Supplied data
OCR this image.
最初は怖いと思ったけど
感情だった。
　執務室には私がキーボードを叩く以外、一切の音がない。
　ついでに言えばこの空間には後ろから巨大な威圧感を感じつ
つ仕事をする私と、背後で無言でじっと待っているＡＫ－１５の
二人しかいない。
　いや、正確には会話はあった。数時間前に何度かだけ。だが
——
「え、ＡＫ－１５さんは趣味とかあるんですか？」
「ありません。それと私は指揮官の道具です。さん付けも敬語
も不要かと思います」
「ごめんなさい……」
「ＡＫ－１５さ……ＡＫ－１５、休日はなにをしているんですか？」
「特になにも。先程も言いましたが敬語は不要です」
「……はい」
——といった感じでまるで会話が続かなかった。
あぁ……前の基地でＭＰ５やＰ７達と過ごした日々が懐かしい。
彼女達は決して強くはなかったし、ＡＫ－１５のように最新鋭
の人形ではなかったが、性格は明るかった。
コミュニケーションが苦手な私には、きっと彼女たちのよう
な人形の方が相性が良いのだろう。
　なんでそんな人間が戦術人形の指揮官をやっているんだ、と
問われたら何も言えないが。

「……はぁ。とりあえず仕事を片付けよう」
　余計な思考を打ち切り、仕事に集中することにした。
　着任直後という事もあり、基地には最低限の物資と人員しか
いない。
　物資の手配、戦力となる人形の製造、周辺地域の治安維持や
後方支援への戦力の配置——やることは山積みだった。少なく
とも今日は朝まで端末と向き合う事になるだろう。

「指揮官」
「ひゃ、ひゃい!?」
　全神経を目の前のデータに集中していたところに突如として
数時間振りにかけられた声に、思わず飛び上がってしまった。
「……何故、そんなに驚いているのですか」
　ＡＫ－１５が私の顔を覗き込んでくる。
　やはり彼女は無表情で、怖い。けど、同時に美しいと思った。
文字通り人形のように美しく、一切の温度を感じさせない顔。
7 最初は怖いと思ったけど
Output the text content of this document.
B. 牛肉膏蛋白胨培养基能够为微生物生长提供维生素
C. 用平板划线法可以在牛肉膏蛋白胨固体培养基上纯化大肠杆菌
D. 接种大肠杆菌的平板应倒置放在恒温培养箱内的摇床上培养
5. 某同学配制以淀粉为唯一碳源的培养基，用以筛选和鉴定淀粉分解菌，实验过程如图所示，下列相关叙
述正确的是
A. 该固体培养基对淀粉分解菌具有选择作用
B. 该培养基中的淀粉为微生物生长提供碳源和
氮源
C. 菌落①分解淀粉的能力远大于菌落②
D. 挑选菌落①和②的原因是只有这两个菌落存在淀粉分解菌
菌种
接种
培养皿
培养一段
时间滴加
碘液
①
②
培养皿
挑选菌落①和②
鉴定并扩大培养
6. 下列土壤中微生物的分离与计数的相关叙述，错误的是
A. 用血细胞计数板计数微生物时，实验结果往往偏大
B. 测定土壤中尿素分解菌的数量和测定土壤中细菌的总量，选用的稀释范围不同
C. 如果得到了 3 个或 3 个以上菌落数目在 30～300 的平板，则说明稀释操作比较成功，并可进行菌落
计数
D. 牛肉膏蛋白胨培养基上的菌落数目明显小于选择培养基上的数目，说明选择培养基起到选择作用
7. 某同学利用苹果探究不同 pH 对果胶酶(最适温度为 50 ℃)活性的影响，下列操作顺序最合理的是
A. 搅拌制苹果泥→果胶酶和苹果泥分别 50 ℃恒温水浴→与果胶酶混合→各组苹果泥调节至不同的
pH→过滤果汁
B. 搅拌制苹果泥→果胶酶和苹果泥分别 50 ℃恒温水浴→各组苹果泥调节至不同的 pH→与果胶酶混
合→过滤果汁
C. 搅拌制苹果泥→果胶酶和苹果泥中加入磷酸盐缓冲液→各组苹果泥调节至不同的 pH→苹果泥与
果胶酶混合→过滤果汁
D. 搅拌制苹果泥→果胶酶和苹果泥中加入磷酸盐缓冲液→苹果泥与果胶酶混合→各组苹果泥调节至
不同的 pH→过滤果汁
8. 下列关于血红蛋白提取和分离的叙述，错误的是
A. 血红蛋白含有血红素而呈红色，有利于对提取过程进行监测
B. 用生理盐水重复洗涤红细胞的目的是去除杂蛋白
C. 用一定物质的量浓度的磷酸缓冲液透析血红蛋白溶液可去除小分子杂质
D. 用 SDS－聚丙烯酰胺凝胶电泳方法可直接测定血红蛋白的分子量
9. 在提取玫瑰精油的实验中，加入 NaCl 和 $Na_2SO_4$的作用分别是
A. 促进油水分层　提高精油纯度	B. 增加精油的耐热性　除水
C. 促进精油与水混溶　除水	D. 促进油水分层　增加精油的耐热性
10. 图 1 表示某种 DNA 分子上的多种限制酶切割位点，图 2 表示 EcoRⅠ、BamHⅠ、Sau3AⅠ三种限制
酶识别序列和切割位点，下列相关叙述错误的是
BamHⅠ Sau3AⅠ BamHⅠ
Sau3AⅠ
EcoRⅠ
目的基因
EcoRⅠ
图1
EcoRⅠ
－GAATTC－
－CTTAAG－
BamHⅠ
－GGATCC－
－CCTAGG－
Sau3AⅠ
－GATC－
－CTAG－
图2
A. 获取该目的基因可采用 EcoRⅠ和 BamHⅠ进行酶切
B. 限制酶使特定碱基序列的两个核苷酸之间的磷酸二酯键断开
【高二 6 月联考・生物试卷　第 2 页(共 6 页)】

What you have to do
Reproduce the data, keeping every line exactly the same.

Written solution
OCR this image.
最初は怖いと思ったけど
感情だった。
　執務室には私がキーボードを叩く以外、一切の音がない。
　ついでに言えばこの空間には後ろから巨大な威圧感を感じつ
つ仕事をする私と、背後で無言でじっと待っているＡＫ－１５の
二人しかいない。
　いや、正確には会話はあった。数時間前に何度かだけ。だが
——
「え、ＡＫ－１５さんは趣味とかあるんですか？」
「ありません。それと私は指揮官の道具です。さん付けも敬語
も不要かと思います」
「ごめんなさい……」
「ＡＫ－１５さ……ＡＫ－１５、休日はなにをしているんですか？」
「特になにも。先程も言いましたが敬語は不要です」
「……はい」
——といった感じでまるで会話が続かなかった。
あぁ……前の基地でＭＰ５やＰ７達と過ごした日々が懐かしい。
彼女達は決して強くはなかったし、ＡＫ－１５のように最新鋭
の人形ではなかったが、性格は明るかった。
コミュニケーションが苦手な私には、きっと彼女たちのよう
な人形の方が相性が良いのだろう。
　なんでそんな人間が戦術人形の指揮官をやっているんだ、と
問われたら何も言えないが。

「……はぁ。とりあえず仕事を片付けよう」
　余計な思考を打ち切り、仕事に集中することにした。
　着任直後という事もあり、基地には最低限の物資と人員しか
いない。
　物資の手配、戦力となる人形の製造、周辺地域の治安維持や
後方支援への戦力の配置——やることは山積みだった。少なく
とも今日は朝まで端末と向き合う事になるだろう。

「指揮官」
「ひゃ、ひゃい!?」
　全神経を目の前のデータに集中していたところに突如として
数時間振りにかけられた声に、思わず飛び上がってしまった。
「……何故、そんなに驚いているのですか」
　ＡＫ－１５が私の顔を覗き込んでくる。
　やはり彼女は無表情で、怖い。けど、同時に美しいと思った。
文字通り人形のように美しく、一切の温度を感じさせない顔。
7 最初は怖いと思ったけど
Output the text content of this document.
B. 牛肉膏蛋白胨培养基能够为微生物生长提供维生素
C. 用平板划线法可以在牛肉膏蛋白胨固体培养基上纯化大肠杆菌
D. 接种大肠杆菌的平板应倒置放在恒温培养箱内的摇床上培养
5. 某同学配制以淀粉为唯一碳源的培养基，用以筛选和鉴定淀粉分解菌，实验过程如图所示，下列相关叙
述正确的是
A. 该固体培养基对淀粉分解菌具有选择作用
B. 该培养基中的淀粉为微生物生长提供碳源和
氮源
C. 菌落①分解淀粉的能力远大于菌落②
D. 挑选菌落①和②的原因是只有这两个菌落存在淀粉分解菌
菌种
接种
培养皿
培养一段
时间滴加
碘液
①
②
培养皿
挑选菌落①和②
鉴定并扩大培养
6. 下列土壤中微生物的分离与计数的相关叙述，错误的是
A. 用血细胞计数板计数微生物时，实验结果往往偏大
B. 测定土壤中尿素分解菌的数量和测定土壤中细菌的总量，选用的稀释范围不同
C. 如果得到了 3 个或 3 个以上菌落数目在 30～300 的平板，则说明稀释操作比较成功，并可进行菌落
计数
D. 牛肉膏蛋白胨培养基上的菌落数目明显小于选择培养基上的数目，说明选择培养基起到选择作用
7. 某同学利用苹果探究不同 pH 对果胶酶(最适温度为 50 ℃)活性的影响，下列操作顺序最合理的是
A. 搅拌制苹果泥→果胶酶和苹果泥分别 50 ℃恒温水浴→与果胶酶混合→各组苹果泥调节至不同的
pH→过滤果汁
B. 搅拌制苹果泥→果胶酶和苹果泥分别 50 ℃恒温水浴→各组苹果泥调节至不同的 pH→与果胶酶混
合→过滤果汁
C. 搅拌制苹果泥→果胶酶和苹果泥中加入磷酸盐缓冲液→各组苹果泥调节至不同的 pH→苹果泥与
果胶酶混合→过滤果汁
D. 搅拌制苹果泥→果胶酶和苹果泥中加入磷酸盐缓冲液→苹果泥与果胶酶混合→各组苹果泥调节至
不同的 pH→过滤果汁
8. 下列关于血红蛋白提取和分离的叙述，错误的是
A. 血红蛋白含有血红素而呈红色，有利于对提取过程进行监测
B. 用生理盐水重复洗涤红细胞的目的是去除杂蛋白
C. 用一定物质的量浓度的磷酸缓冲液透析血红蛋白溶液可去除小分子杂质
D. 用 SDS－聚丙烯酰胺凝胶电泳方法可直接测定血红蛋白的分子量
9. 在提取玫瑰精油的实验中，加入 NaCl 和 $Na_2SO_4$的作用分别是
A. 促进油水分层　提高精油纯度	B. 增加精油的耐热性　除水
C. 促进精油与水混溶　除水	D. 促进油水分层　增加精油的耐热性
10. 图 1 表示某种 DNA 分子上的多种限制酶切割位点，图 2 表示 EcoRⅠ、BamHⅠ、Sau3AⅠ三种限制
酶识别序列和切割位点，下列相关叙述错误的是
BamHⅠ Sau3AⅠ BamHⅠ
Sau3AⅠ
EcoRⅠ
目的基因
EcoRⅠ
图1
EcoRⅠ
－GAATTC－
－CTTAAG－
BamHⅠ
－GGATCC－
－CCTAGG－
Sau3AⅠ
－GATC－
－CTAG－
图2
A. 获取该目的基因可采用 EcoRⅠ和 BamHⅠ进行酶切
B. 限制酶使特定碱基序列的两个核苷酸之间的磷酸二酯键断开
【高二 6 月联考・生物试卷　第 2 页(共 6 页)】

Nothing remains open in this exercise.